What you will do: Copy out each line that has "color" in it.

** Begin Recorded information **

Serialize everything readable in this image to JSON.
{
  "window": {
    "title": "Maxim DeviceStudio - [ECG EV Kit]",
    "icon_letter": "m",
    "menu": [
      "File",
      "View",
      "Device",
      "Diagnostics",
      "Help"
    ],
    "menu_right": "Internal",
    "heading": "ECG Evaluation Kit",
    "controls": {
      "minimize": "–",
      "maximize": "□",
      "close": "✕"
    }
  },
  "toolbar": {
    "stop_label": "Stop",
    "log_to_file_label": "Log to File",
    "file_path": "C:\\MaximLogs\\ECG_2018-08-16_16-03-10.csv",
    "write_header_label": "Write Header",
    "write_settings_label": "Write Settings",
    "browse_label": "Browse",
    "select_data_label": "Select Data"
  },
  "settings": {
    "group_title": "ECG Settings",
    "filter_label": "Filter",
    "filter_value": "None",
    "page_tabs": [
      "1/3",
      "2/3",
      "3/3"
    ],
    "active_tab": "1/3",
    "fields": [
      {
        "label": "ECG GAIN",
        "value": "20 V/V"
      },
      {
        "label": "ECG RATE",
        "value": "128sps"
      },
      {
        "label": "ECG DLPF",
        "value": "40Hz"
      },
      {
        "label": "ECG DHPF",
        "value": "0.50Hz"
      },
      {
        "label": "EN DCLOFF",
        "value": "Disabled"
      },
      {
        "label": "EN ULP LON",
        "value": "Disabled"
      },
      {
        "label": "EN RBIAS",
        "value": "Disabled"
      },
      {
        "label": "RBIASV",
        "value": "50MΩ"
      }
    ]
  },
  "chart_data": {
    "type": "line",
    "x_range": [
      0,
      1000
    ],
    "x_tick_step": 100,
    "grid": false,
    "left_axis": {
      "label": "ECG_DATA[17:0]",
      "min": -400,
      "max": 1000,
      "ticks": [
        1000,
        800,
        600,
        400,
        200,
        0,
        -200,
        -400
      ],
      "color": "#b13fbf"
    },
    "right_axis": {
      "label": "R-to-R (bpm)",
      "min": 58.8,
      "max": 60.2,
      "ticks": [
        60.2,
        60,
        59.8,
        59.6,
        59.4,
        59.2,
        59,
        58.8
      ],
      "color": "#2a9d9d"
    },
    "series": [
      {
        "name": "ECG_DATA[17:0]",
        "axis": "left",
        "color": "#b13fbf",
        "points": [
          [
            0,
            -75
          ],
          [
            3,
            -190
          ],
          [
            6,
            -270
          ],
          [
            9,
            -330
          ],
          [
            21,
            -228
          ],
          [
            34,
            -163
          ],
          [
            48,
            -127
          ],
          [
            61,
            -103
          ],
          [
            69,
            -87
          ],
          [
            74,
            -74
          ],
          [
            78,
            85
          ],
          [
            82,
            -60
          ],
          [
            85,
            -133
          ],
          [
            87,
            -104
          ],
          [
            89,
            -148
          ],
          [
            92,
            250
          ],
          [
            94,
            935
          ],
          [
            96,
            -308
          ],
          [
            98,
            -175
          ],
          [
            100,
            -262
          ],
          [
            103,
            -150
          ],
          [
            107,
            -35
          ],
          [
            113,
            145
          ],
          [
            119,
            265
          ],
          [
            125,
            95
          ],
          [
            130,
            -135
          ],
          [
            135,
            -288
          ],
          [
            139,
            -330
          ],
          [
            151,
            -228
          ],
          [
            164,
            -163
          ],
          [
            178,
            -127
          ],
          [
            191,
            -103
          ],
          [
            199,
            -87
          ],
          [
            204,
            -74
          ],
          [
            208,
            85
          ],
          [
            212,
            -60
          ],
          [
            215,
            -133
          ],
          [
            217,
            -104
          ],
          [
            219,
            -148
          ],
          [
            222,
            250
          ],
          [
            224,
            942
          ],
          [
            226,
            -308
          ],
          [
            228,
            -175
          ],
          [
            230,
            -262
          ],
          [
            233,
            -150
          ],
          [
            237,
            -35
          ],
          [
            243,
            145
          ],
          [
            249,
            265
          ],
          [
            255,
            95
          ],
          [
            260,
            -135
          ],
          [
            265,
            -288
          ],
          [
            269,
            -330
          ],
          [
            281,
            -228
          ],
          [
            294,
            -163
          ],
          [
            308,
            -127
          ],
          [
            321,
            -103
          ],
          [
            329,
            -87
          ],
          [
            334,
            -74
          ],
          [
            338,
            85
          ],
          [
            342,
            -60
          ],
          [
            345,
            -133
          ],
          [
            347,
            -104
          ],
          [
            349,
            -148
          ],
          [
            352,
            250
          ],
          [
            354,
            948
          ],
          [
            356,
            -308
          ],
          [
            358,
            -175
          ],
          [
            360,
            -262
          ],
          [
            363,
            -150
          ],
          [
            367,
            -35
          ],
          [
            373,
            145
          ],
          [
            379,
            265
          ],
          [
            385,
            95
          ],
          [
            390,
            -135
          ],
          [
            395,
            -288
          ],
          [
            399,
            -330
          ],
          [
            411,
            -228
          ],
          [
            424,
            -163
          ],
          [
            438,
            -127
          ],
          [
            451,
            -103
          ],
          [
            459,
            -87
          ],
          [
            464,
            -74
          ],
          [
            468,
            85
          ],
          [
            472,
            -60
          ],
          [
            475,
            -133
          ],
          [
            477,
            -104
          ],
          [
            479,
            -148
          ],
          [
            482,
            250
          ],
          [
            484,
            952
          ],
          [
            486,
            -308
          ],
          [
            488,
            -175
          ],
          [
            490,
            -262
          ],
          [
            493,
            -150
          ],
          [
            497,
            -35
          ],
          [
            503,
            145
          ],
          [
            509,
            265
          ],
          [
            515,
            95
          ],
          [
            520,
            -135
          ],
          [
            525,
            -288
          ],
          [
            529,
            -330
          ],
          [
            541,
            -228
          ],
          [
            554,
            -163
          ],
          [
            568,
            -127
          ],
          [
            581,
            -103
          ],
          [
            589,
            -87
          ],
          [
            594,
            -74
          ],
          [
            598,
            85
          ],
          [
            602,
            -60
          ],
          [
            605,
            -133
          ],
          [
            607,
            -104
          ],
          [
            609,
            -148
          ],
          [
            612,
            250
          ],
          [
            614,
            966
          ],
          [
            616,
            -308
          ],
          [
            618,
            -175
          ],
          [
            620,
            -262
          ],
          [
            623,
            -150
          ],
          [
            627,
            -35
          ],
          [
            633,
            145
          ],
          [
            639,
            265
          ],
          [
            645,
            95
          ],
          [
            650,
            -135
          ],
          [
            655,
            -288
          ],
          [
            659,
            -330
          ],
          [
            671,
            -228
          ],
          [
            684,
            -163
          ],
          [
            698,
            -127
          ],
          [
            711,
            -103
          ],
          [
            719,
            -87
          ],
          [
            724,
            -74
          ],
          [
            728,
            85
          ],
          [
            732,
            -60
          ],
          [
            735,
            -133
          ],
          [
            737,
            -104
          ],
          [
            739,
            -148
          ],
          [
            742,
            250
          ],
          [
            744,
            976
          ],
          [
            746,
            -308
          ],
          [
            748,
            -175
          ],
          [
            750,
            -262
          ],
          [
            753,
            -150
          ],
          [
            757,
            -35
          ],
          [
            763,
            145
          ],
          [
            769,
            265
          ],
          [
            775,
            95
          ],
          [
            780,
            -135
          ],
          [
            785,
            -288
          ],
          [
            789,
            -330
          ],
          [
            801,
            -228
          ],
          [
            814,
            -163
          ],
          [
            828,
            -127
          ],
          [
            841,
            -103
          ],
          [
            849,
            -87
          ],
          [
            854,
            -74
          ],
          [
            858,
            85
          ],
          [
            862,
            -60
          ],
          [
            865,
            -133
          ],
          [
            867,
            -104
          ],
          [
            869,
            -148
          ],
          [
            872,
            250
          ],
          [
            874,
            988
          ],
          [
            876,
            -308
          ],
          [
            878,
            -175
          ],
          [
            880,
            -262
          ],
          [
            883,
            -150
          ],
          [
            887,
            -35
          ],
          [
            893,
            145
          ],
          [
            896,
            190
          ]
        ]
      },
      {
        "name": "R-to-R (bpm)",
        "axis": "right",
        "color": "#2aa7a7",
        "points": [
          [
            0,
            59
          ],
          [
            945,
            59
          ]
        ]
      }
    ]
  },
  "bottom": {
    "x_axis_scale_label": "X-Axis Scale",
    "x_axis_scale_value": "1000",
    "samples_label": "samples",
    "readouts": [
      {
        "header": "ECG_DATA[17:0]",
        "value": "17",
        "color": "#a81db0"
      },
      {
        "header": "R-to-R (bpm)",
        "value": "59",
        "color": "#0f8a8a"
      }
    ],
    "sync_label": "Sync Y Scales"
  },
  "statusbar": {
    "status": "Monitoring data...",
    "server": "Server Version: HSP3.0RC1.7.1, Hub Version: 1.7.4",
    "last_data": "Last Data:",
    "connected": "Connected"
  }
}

** End Recorded information **

The reply:
      "color": "#b13fbf"
      "color": "#2a9d9d"
        "color": "#b13fbf",
        "color": "#2aa7a7",
        "color": "#a81db0"
        "color": "#0f8a8a"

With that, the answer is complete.